## Data section
___
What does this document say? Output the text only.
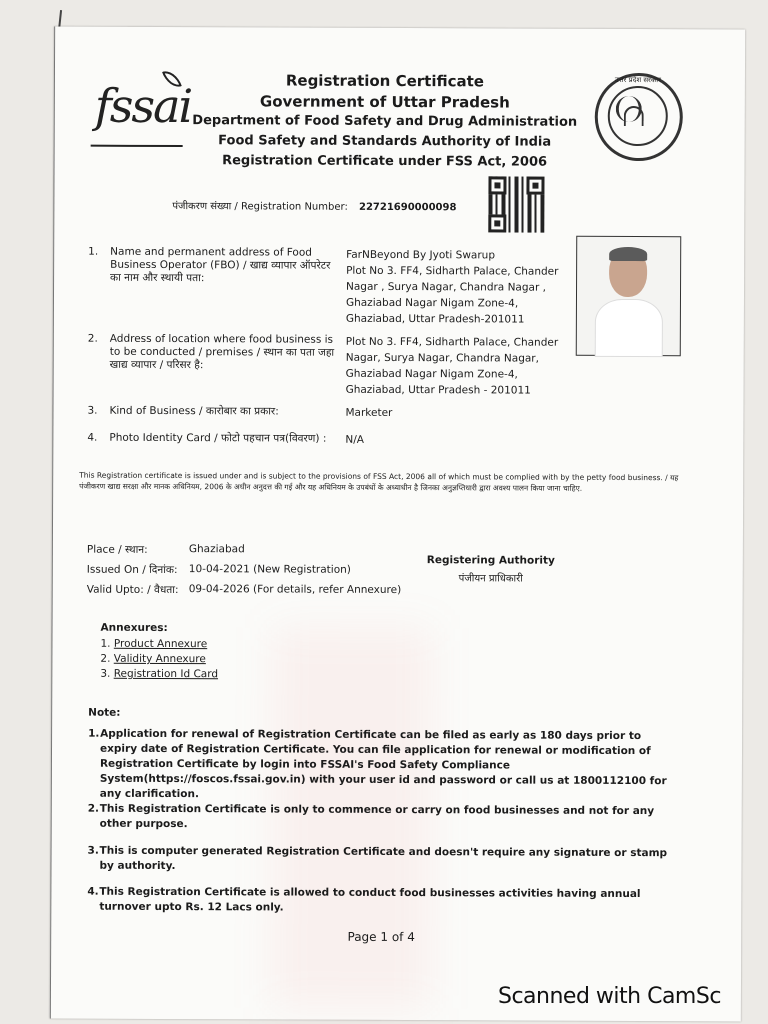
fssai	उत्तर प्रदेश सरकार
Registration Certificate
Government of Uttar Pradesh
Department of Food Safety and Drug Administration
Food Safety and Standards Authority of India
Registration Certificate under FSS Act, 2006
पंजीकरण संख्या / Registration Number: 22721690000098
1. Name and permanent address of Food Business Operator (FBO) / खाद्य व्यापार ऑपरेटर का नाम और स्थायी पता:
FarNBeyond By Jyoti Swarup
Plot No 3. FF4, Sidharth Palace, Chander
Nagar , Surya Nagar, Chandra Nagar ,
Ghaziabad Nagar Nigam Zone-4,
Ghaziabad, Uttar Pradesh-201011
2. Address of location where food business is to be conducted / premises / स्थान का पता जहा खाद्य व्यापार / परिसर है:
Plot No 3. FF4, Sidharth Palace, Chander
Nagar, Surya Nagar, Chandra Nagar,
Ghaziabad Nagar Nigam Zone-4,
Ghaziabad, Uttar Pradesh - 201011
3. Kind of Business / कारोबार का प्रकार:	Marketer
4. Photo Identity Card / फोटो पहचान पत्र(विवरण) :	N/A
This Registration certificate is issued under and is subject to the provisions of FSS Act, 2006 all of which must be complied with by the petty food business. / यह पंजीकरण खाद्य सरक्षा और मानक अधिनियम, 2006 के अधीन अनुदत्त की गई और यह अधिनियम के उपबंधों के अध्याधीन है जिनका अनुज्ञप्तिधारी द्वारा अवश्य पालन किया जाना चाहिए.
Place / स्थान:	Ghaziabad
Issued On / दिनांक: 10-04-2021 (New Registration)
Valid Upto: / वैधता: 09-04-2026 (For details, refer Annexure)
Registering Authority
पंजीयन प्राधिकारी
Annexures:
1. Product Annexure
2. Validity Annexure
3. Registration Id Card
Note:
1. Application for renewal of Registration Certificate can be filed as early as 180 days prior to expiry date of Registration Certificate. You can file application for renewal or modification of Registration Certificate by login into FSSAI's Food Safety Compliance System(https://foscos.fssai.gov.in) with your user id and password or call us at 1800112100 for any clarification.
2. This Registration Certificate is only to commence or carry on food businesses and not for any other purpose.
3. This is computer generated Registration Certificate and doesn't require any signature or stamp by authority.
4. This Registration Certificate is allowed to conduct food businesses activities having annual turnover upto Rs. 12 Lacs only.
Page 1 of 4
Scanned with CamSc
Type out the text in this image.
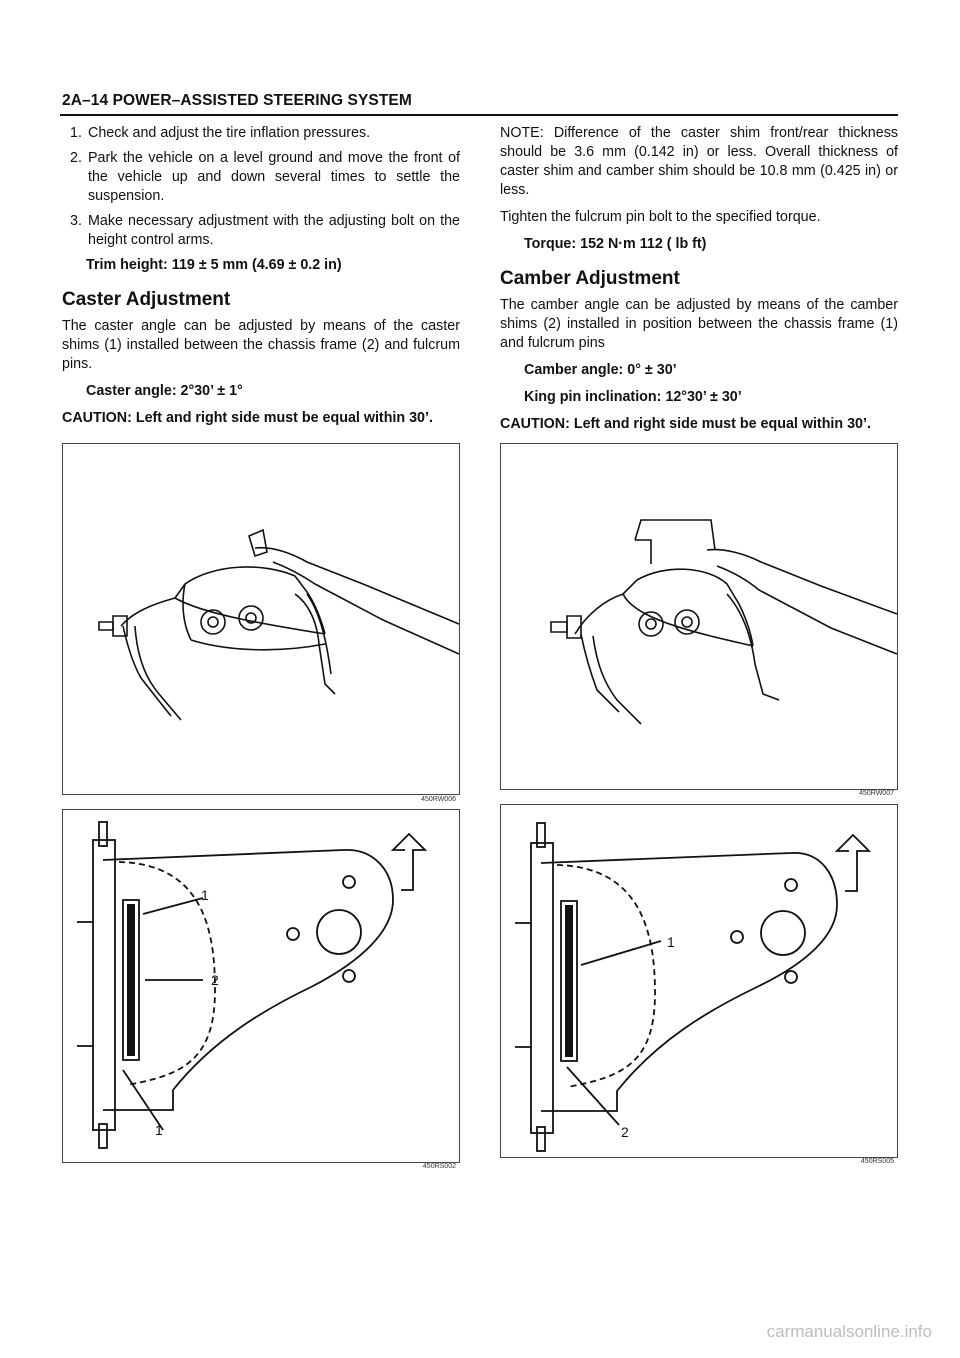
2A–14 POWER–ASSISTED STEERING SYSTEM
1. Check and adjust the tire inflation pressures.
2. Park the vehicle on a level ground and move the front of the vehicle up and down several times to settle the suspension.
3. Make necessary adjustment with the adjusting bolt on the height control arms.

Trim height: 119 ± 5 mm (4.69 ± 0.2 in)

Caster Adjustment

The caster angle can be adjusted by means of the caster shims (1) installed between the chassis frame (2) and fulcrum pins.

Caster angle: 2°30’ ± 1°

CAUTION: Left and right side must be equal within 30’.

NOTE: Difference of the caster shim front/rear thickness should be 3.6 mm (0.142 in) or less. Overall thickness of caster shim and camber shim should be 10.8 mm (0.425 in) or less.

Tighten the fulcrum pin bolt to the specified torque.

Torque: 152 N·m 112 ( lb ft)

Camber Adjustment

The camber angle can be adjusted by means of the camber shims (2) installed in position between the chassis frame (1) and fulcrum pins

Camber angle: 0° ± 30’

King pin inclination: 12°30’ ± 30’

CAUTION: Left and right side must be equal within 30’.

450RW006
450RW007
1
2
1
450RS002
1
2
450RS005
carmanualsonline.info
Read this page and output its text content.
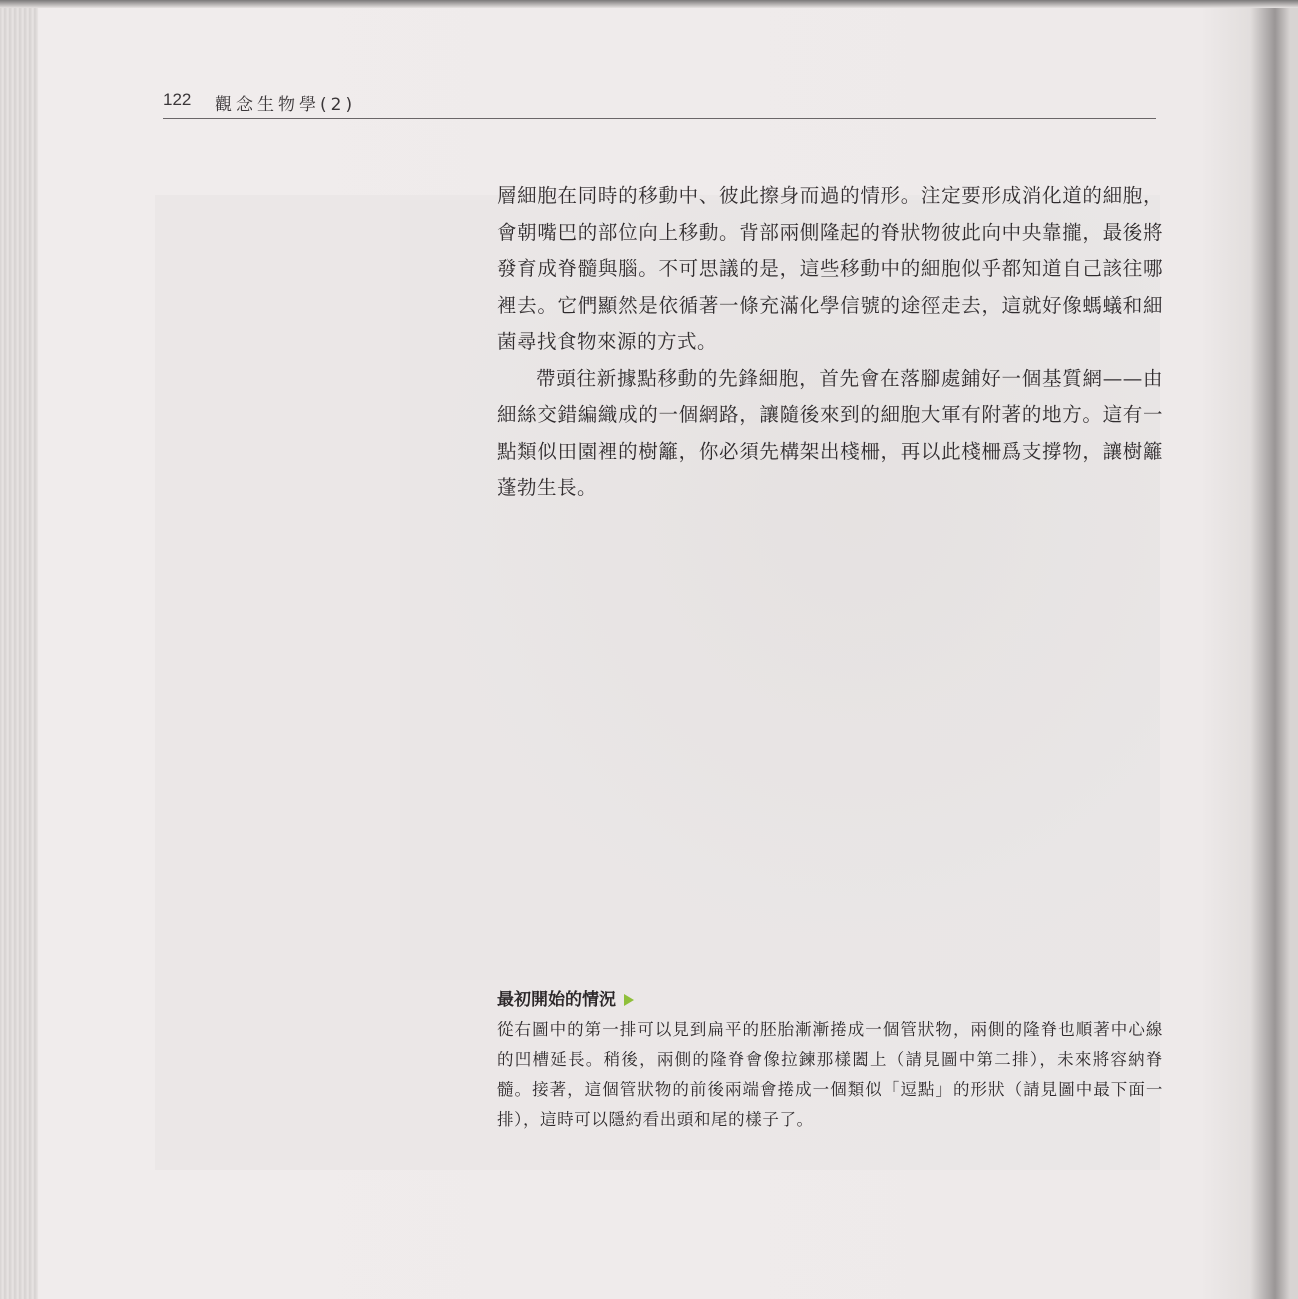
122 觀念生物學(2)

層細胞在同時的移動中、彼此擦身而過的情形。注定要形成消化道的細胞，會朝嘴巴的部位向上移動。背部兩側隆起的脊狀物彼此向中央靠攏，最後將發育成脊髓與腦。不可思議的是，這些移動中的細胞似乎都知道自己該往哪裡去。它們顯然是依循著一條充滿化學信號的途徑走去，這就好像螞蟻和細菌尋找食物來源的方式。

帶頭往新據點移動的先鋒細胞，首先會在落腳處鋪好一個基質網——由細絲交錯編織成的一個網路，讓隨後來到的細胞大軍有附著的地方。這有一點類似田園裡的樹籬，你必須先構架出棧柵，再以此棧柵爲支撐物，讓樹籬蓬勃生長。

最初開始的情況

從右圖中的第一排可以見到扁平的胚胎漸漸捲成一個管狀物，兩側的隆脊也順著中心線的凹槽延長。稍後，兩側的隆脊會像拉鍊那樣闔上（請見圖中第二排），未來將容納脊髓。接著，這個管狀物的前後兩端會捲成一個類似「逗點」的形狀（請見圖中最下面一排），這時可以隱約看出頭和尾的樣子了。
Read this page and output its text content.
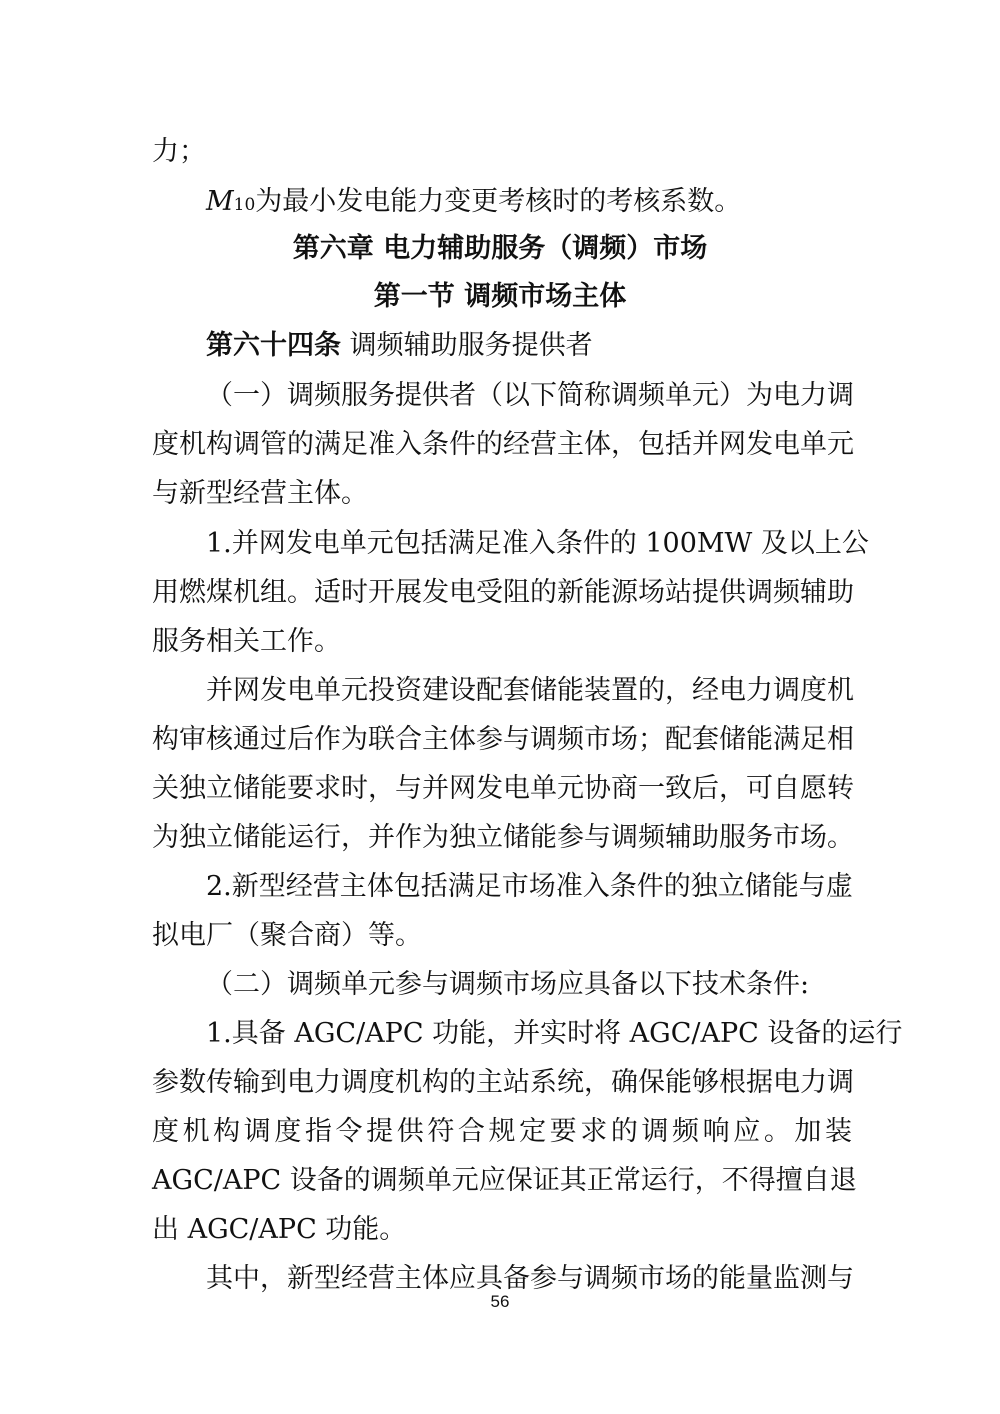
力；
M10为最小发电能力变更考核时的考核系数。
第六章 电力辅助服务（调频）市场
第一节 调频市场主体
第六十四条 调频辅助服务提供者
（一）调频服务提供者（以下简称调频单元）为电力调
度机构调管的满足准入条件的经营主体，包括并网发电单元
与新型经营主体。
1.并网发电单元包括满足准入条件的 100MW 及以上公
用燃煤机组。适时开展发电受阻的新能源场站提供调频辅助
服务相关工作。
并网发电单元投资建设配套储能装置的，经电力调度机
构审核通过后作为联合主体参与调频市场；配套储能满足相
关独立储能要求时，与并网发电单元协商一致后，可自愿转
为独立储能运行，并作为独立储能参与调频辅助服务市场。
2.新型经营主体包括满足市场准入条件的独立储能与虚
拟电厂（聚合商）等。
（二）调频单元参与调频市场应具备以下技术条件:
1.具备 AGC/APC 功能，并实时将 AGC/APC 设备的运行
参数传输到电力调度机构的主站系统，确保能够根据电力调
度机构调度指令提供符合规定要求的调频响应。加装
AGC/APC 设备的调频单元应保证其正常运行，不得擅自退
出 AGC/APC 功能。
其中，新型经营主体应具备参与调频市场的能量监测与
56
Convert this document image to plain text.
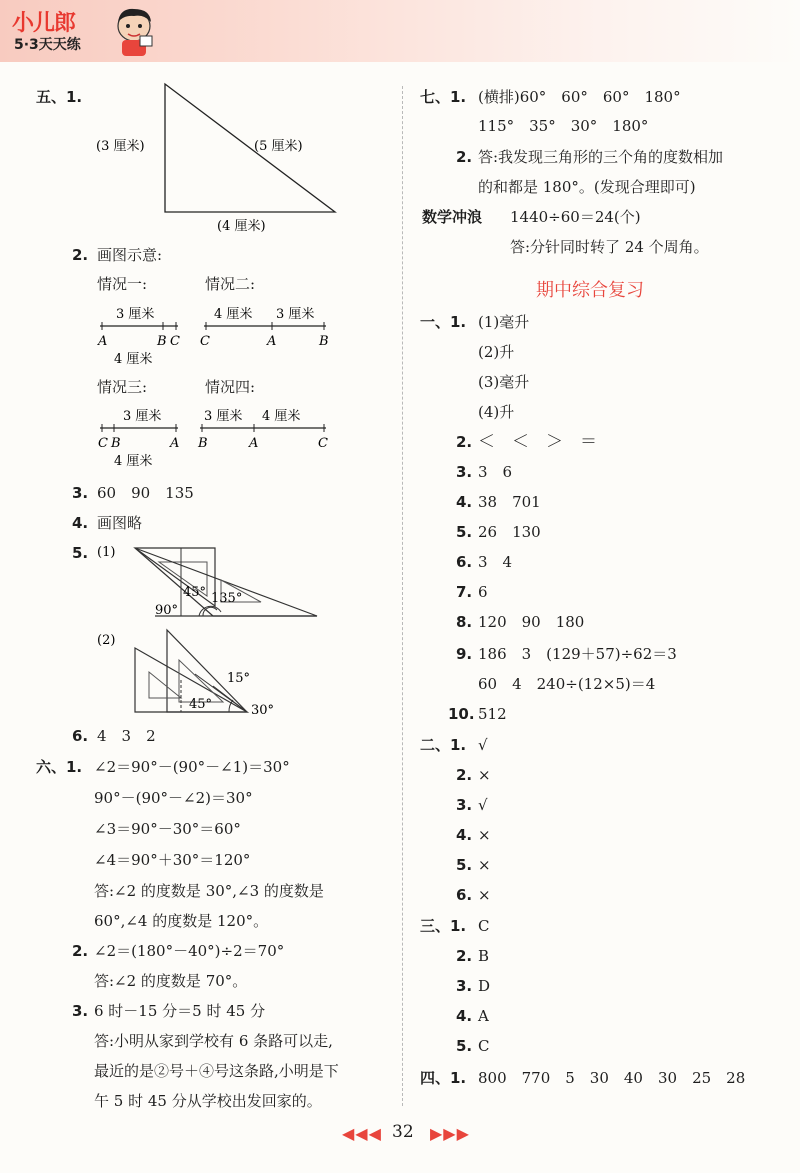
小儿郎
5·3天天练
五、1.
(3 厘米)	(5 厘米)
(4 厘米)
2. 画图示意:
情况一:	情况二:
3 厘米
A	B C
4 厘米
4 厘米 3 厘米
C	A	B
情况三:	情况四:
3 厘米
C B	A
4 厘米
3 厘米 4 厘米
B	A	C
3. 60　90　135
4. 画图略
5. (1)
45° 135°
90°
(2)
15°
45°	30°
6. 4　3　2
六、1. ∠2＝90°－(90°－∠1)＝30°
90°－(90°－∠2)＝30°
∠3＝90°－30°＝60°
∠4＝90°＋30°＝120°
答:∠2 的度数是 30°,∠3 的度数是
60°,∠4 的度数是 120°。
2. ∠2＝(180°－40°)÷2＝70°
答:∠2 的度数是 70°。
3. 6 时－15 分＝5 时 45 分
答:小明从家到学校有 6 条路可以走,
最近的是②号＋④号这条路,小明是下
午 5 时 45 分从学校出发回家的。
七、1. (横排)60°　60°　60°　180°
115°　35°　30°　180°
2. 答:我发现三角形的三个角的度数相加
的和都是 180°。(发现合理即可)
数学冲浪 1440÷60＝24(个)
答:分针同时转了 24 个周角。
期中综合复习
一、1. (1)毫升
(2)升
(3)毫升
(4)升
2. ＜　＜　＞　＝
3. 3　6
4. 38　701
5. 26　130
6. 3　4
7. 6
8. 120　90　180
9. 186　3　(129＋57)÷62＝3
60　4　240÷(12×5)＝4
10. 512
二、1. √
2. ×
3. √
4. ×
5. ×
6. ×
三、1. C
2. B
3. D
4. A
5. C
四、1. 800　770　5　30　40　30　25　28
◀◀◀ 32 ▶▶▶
___
## What you should do
Copy each line above where the string "Pradesh" occurs.

## Correct response
Government of Uttar Pradesh
Ghaziabad, Uttar Pradesh-201011
Ghaziabad, Uttar Pradesh - 201011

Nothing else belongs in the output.